## Problem requirements
Retype the records below exactly as they appear, but leave out any pictures.

Figure content listings
^^^^^^^^^^^^^^^^

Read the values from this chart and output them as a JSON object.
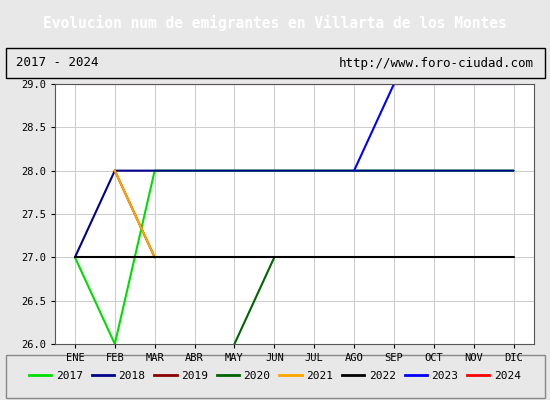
{
  "title": "Evolucion num de emigrantes en Villarta de los Montes",
  "title_bgcolor": "#4a7fc1",
  "title_fgcolor": "#ffffff",
  "subtitle_left": "2017 - 2024",
  "subtitle_right": "http://www.foro-ciudad.com",
  "xlabel_months": [
    "ENE",
    "FEB",
    "MAR",
    "ABR",
    "MAY",
    "JUN",
    "JUL",
    "AGO",
    "SEP",
    "OCT",
    "NOV",
    "DIC"
  ],
  "ylim": [
    26.0,
    29.0
  ],
  "yticks": [
    26.0,
    26.5,
    27.0,
    27.5,
    28.0,
    28.5,
    29.0
  ],
  "bg_color": "#e8e8e8",
  "plot_bg_color": "#e8e8e8",
  "inner_bg_color": "#ffffff",
  "grid_color": "#cccccc",
  "series": [
    {
      "label": "2017",
      "color": "#00dd00",
      "data": [
        [
          1,
          27
        ],
        [
          2,
          26
        ],
        [
          3,
          28
        ],
        [
          12,
          28
        ]
      ]
    },
    {
      "label": "2018",
      "color": "#00008b",
      "data": [
        [
          1,
          27
        ],
        [
          2,
          28
        ],
        [
          12,
          28
        ]
      ]
    },
    {
      "label": "2019",
      "color": "#8b0000",
      "data": [
        [
          2,
          28
        ],
        [
          3,
          27
        ]
      ]
    },
    {
      "label": "2020",
      "color": "#006400",
      "data": [
        [
          5,
          26
        ],
        [
          6,
          27
        ]
      ]
    },
    {
      "label": "2021",
      "color": "#ffa500",
      "data": [
        [
          2,
          28
        ],
        [
          3,
          27
        ]
      ]
    },
    {
      "label": "2022",
      "color": "#000000",
      "data": [
        [
          1,
          27
        ],
        [
          12,
          27
        ]
      ]
    },
    {
      "label": "2023",
      "color": "#0000ff",
      "data": [
        [
          8,
          28
        ],
        [
          9,
          29
        ],
        [
          12,
          29
        ]
      ]
    },
    {
      "label": "2024",
      "color": "#ff0000",
      "data": [
        [
          1,
          29
        ],
        [
          12,
          29
        ]
      ]
    }
  ],
  "legend_colors": [
    "#00dd00",
    "#00008b",
    "#8b0000",
    "#006400",
    "#ffa500",
    "#000000",
    "#0000ff",
    "#ff0000"
  ],
  "legend_labels": [
    "2017",
    "2018",
    "2019",
    "2020",
    "2021",
    "2022",
    "2023",
    "2024"
  ]
}
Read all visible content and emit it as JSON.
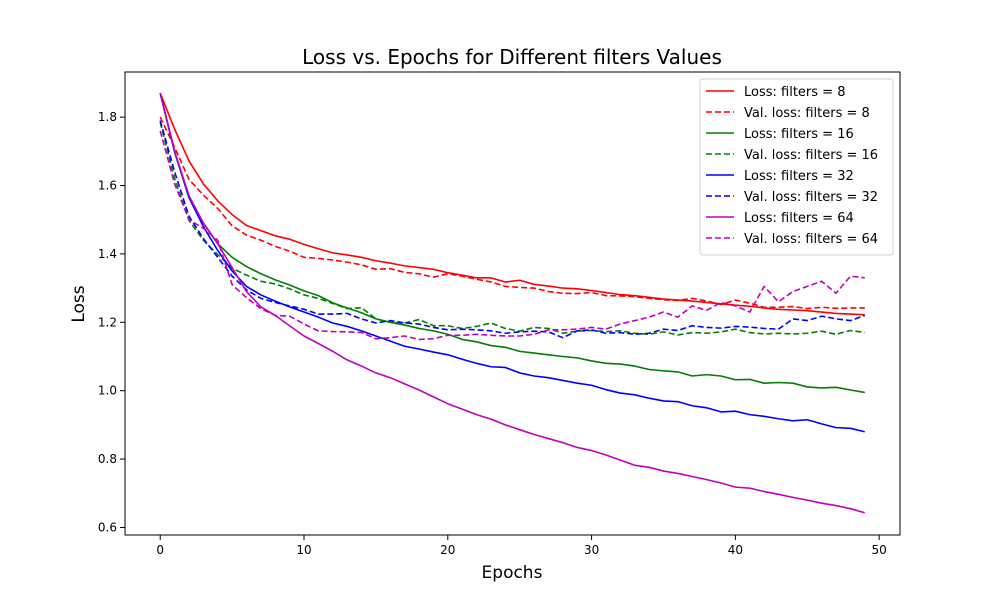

^^^^^^^^^^^^^^^^

## Answer for this exercise
Read the values from this chart and output them as a JSON object.
{
  "title": "Evolucion num de emigrantes en Villarta de los Montes",
  "title_bgcolor": "#4a7fc1",
  "title_fgcolor": "#ffffff",
  "subtitle_left": "2017 - 2024",
  "subtitle_right": "http://www.foro-ciudad.com",
  "xlabel_months": [
    "ENE",
    "FEB",
    "MAR",
    "ABR",
    "MAY",
    "JUN",
    "JUL",
    "AGO",
    "SEP",
    "OCT",
    "NOV",
    "DIC"
  ],
  "ylim": [
    26.0,
    29.0
  ],
  "yticks": [
    26.0,
    26.5,
    27.0,
    27.5,
    28.0,
    28.5,
    29.0
  ],
  "bg_color": "#e8e8e8",
  "plot_bg_color": "#e8e8e8",
  "inner_bg_color": "#ffffff",
  "grid_color": "#cccccc",
  "series": [
    {
      "label": "2017",
      "color": "#00dd00",
      "data": [
        [
          1,
          27
        ],
        [
          2,
          26
        ],
        [
          3,
          28
        ],
        [
          12,
          28
        ]
      ]
    },
    {
      "label": "2018",
      "color": "#00008b",
      "data": [
        [
          1,
          27
        ],
        [
          2,
          28
        ],
        [
          12,
          28
        ]
      ]
    },
    {
      "label": "2019",
      "color": "#8b0000",
      "data": [
        [
          2,
          28
        ],
        [
          3,
          27
        ]
      ]
    },
    {
      "label": "2020",
      "color": "#006400",
      "data": [
        [
          5,
          26
        ],
        [
          6,
          27
        ]
      ]
    },
    {
      "label": "2021",
      "color": "#ffa500",
      "data": [
        [
          2,
          28
        ],
        [
          3,
          27
        ]
      ]
    },
    {
      "label": "2022",
      "color": "#000000",
      "data": [
        [
          1,
          27
        ],
        [
          12,
          27
        ]
      ]
    },
    {
      "label": "2023",
      "color": "#0000ff",
      "data": [
        [
          8,
          28
        ],
        [
          9,
          29
        ],
        [
          12,
          29
        ]
      ]
    },
    {
      "label": "2024",
      "color": "#ff0000",
      "data": [
        [
          1,
          29
        ],
        [
          12,
          29
        ]
      ]
    }
  ],
  "legend_colors": [
    "#00dd00",
    "#00008b",
    "#8b0000",
    "#006400",
    "#ffa500",
    "#000000",
    "#0000ff",
    "#ff0000"
  ],
  "legend_labels": [
    "2017",
    "2018",
    "2019",
    "2020",
    "2021",
    "2022",
    "2023",
    "2024"
  ]
}
Read all visible content and emit it as JSON.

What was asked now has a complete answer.